● Data supplied:
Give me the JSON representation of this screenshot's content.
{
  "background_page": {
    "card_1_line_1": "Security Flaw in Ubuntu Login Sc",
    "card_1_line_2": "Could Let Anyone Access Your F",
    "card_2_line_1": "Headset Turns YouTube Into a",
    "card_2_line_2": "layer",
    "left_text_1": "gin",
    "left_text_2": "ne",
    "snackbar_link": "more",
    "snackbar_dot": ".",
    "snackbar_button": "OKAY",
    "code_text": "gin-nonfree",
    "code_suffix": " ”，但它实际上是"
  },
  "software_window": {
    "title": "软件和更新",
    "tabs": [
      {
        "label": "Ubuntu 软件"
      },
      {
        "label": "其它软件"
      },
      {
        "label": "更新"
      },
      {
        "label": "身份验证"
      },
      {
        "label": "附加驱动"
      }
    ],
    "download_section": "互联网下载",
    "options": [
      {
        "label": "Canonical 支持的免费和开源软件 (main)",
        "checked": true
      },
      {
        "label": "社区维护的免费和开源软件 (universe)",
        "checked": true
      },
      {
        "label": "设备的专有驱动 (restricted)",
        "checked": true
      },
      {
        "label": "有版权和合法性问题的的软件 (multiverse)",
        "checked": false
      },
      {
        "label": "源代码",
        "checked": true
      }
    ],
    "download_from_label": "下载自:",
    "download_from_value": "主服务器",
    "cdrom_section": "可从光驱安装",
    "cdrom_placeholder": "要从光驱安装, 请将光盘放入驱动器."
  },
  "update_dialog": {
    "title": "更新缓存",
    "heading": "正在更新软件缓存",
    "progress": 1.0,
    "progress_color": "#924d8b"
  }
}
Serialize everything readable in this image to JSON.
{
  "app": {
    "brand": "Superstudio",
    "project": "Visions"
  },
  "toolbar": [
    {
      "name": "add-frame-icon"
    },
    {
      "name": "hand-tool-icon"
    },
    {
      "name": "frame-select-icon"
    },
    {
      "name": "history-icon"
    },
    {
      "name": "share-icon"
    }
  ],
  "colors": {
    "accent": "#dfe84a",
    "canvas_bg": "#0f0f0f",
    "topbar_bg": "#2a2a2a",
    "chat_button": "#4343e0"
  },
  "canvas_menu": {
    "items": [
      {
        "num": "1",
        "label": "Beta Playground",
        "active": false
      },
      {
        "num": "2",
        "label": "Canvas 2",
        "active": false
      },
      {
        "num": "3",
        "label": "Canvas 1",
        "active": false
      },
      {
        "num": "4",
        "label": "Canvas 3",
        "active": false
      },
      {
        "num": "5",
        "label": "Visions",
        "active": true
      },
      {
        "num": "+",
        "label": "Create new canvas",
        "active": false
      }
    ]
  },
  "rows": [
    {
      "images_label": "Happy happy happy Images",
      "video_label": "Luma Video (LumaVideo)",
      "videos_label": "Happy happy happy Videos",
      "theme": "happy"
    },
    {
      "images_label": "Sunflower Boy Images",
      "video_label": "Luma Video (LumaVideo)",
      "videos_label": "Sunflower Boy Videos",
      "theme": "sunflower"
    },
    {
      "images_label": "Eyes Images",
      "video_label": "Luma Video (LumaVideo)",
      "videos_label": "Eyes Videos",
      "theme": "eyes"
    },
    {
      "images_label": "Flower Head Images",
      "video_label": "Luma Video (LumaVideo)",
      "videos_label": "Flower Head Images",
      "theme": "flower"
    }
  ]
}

● Required work:
Report the number of lines in the listing that include the string "name"; give nothing but the number.

● Exercise response:
5